**What this task involves**
Below are records to transcribe exactly, without their pictures.

──────── Input rows

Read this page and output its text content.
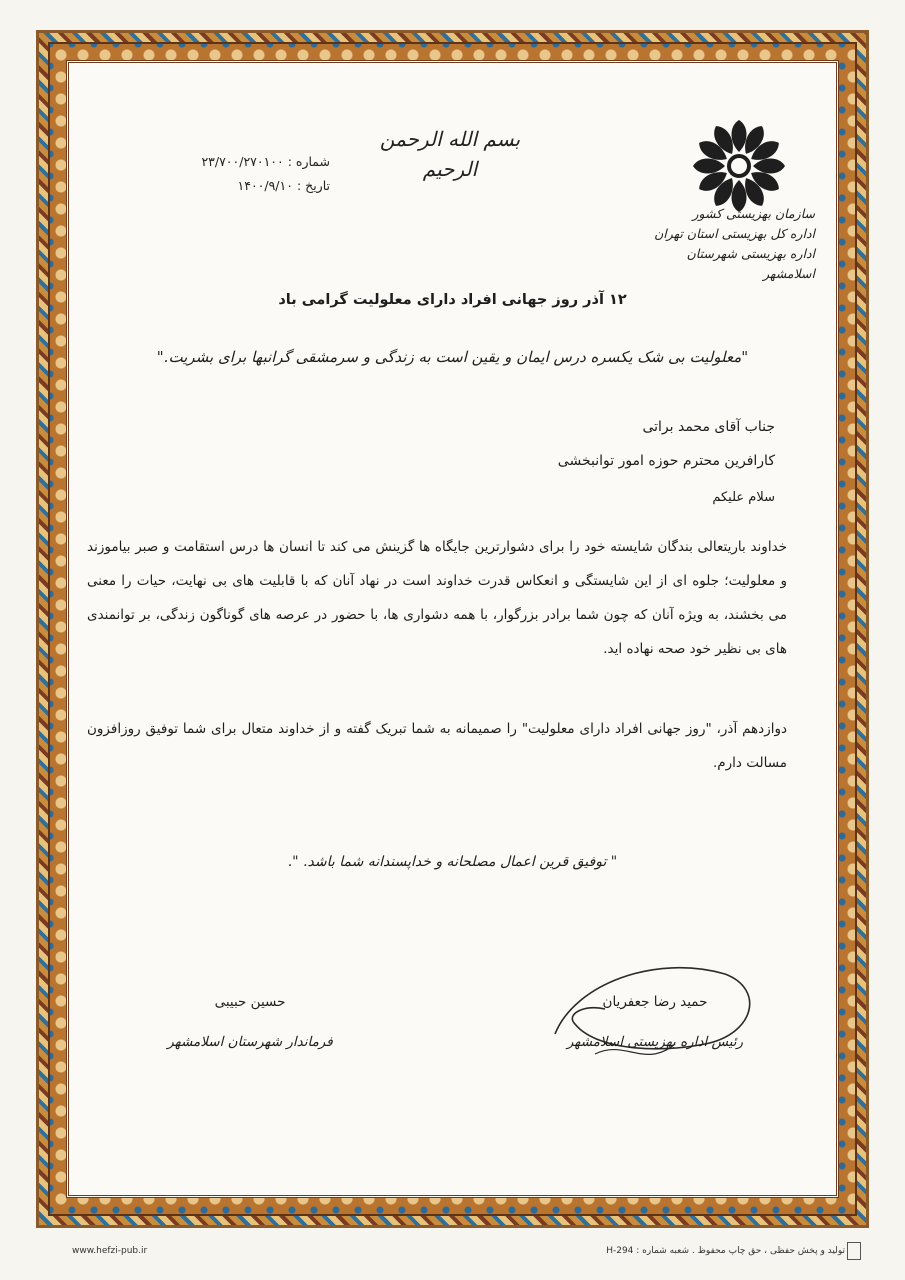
سازمان بهزیستی کشور
اداره کل بهزیستی استان تهران
اداره بهزیستی شهرستان اسلامشهر
بسم الله الرحمن الرحیم
شماره : ۲۳/۷۰۰/۲۷۰۱۰۰
تاریخ : ۱۴۰۰/۹/۱۰
۱۲ آذر روز جهانی افراد دارای معلولیت گرامی باد
"معلولیت بی شک یکسره درس ایمان و یقین است به زندگی و سرمشقی گرانبها برای بشریت."
جناب آقای محمد براتی
کارافرین محترم حوزه امور توانبخشی
سلام علیکم
خداوند باریتعالی بندگان شایسته خود را برای دشوارترین جایگاه ها گزینش می کند تا انسان ها درس استقامت و صبر بیاموزند و معلولیت؛ جلوه ای از این شایستگی و انعکاس قدرت خداوند است در نهاد آنان که با قابلیت های بی نهایت، حیات را معنی می بخشند، به ویژه آنان که چون شما برادر بزرگوار، با همه دشواری ها، با حضور در عرصه های گوناگون زندگی، بر توانمندی های بی نظیر خود صحه نهاده اید.
دوازدهم آذر، "روز جهانی افراد دارای معلولیت" را صمیمانه به شما تبریک گفته و از خداوند متعال برای شما توفیق روزافزون مسالت دارم.
" توفیق قرین اعمال مصلحانه و خداپسندانه شما باشد. ".
حمید رضا جعفریان
رئیس اداره بهزیستی اسلامشهر
حسین حبیبی
فرماندار شهرستان اسلامشهر
www.hefzi-pub.ir	تولید و پخش حفظی ، حق چاپ محفوظ . شعبه شماره : H-294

────────────────

**Output of the task**
Read this page and output its text content.
سازمان بهزیستی کشور
اداره کل بهزیستی استان تهران
اداره بهزیستی شهرستان اسلامشهر
بسم الله الرحمن الرحیم
شماره : ۲۳/۷۰۰/۲۷۰۱۰۰
تاریخ : ۱۴۰۰/۹/۱۰
۱۲ آذر روز جهانی افراد دارای معلولیت گرامی باد
"معلولیت بی شک یکسره درس ایمان و یقین است به زندگی و سرمشقی گرانبها برای بشریت."
جناب آقای محمد براتی
کارافرین محترم حوزه امور توانبخشی
سلام علیکم
خداوند باریتعالی بندگان شایسته خود را برای دشوارترین جایگاه ها گزینش می کند تا انسان ها درس استقامت و صبر بیاموزند و معلولیت؛ جلوه ای از این شایستگی و انعکاس قدرت خداوند است در نهاد آنان که با قابلیت های بی نهایت، حیات را معنی می بخشند، به ویژه آنان که چون شما برادر بزرگوار، با همه دشواری ها، با حضور در عرصه های گوناگون زندگی، بر توانمندی های بی نظیر خود صحه نهاده اید.
دوازدهم آذر، "روز جهانی افراد دارای معلولیت" را صمیمانه به شما تبریک گفته و از خداوند متعال برای شما توفیق روزافزون مسالت دارم.
" توفیق قرین اعمال مصلحانه و خداپسندانه شما باشد. ".
حمید رضا جعفریان
رئیس اداره بهزیستی اسلامشهر
حسین حبیبی
فرماندار شهرستان اسلامشهر
www.hefzi-pub.ir	تولید و پخش حفظی ، حق چاپ محفوظ . شعبه شماره : H-294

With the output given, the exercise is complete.